◆ WHAT TO WORK ON: Retype the records below word for word and omit any image.

◆ DATASET ROWS:
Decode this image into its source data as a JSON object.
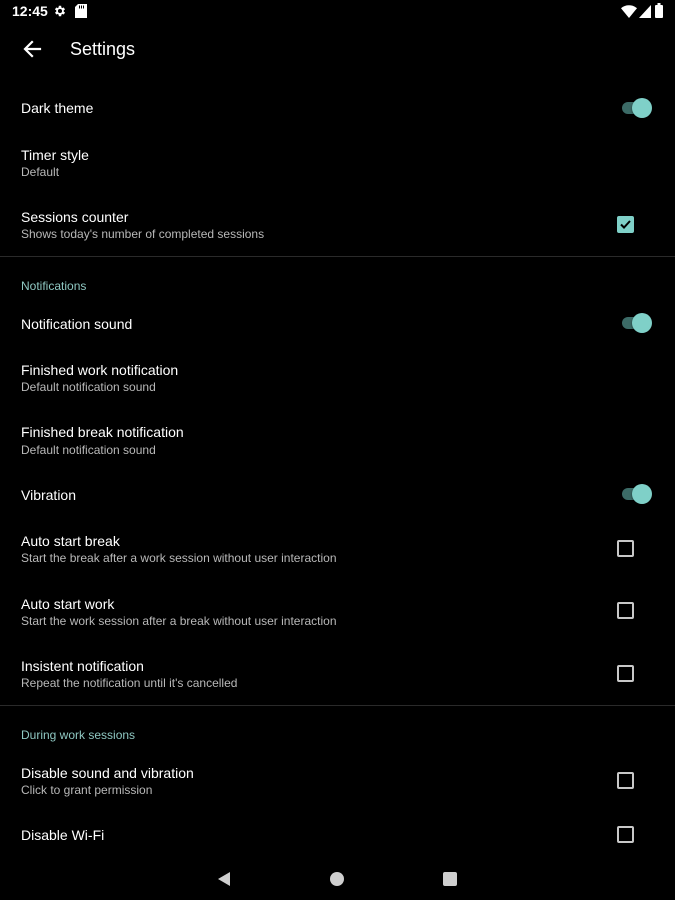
{
  "status_bar": {
    "time": "12:45",
    "left_icons": [
      "gear-icon",
      "sd-card-icon"
    ],
    "right_icons": [
      "wifi-icon",
      "signal-icon",
      "battery-icon"
    ]
  },
  "toolbar": {
    "title": "Settings",
    "back_icon": "arrow-left-icon"
  },
  "colors": {
    "accent": "#7fd0c8",
    "accent_dark": "#3c6b67",
    "background": "#000000",
    "section_header": "#8fc8c2",
    "subtitle": "#b8b8b8"
  },
  "general": {
    "dark_theme": {
      "title": "Dark theme",
      "enabled": true
    },
    "timer_style": {
      "title": "Timer style",
      "summary": "Default"
    },
    "sessions_counter": {
      "title": "Sessions counter",
      "summary": "Shows today's number of completed sessions",
      "checked": true
    }
  },
  "notifications": {
    "header": "Notifications",
    "notification_sound": {
      "title": "Notification sound",
      "enabled": true
    },
    "finished_work": {
      "title": "Finished work notification",
      "summary": "Default notification sound"
    },
    "finished_break": {
      "title": "Finished break notification",
      "summary": "Default notification sound"
    },
    "vibration": {
      "title": "Vibration",
      "enabled": true
    },
    "auto_start_break": {
      "title": "Auto start break",
      "summary": "Start the break after a work session without user interaction",
      "checked": false
    },
    "auto_start_work": {
      "title": "Auto start work",
      "summary": "Start the work session after a break without user interaction",
      "checked": false
    },
    "insistent": {
      "title": "Insistent notification",
      "summary": "Repeat the notification until it's cancelled",
      "checked": false
    }
  },
  "during_work": {
    "header": "During work sessions",
    "disable_sound": {
      "title": "Disable sound and vibration",
      "summary": "Click to grant permission",
      "checked": false
    },
    "disable_wifi": {
      "title": "Disable Wi-Fi",
      "checked": false
    }
  },
  "nav_bar": {
    "buttons": [
      "nav-back-icon",
      "nav-home-icon",
      "nav-recents-icon"
    ]
  }
}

◆ CORRECT RESPONSE:
Decode this image into its source data as a JSON object.
{
  "status_bar": {
    "time": "12:45",
    "left_icons": [
      "gear-icon",
      "sd-card-icon"
    ],
    "right_icons": [
      "wifi-icon",
      "signal-icon",
      "battery-icon"
    ]
  },
  "toolbar": {
    "title": "Settings",
    "back_icon": "arrow-left-icon"
  },
  "colors": {
    "accent": "#7fd0c8",
    "accent_dark": "#3c6b67",
    "background": "#000000",
    "section_header": "#8fc8c2",
    "subtitle": "#b8b8b8"
  },
  "general": {
    "dark_theme": {
      "title": "Dark theme",
      "enabled": true
    },
    "timer_style": {
      "title": "Timer style",
      "summary": "Default"
    },
    "sessions_counter": {
      "title": "Sessions counter",
      "summary": "Shows today's number of completed sessions",
      "checked": true
    }
  },
  "notifications": {
    "header": "Notifications",
    "notification_sound": {
      "title": "Notification sound",
      "enabled": true
    },
    "finished_work": {
      "title": "Finished work notification",
      "summary": "Default notification sound"
    },
    "finished_break": {
      "title": "Finished break notification",
      "summary": "Default notification sound"
    },
    "vibration": {
      "title": "Vibration",
      "enabled": true
    },
    "auto_start_break": {
      "title": "Auto start break",
      "summary": "Start the break after a work session without user interaction",
      "checked": false
    },
    "auto_start_work": {
      "title": "Auto start work",
      "summary": "Start the work session after a break without user interaction",
      "checked": false
    },
    "insistent": {
      "title": "Insistent notification",
      "summary": "Repeat the notification until it's cancelled",
      "checked": false
    }
  },
  "during_work": {
    "header": "During work sessions",
    "disable_sound": {
      "title": "Disable sound and vibration",
      "summary": "Click to grant permission",
      "checked": false
    },
    "disable_wifi": {
      "title": "Disable Wi-Fi",
      "checked": false
    }
  },
  "nav_bar": {
    "buttons": [
      "nav-back-icon",
      "nav-home-icon",
      "nav-recents-icon"
    ]
  }
}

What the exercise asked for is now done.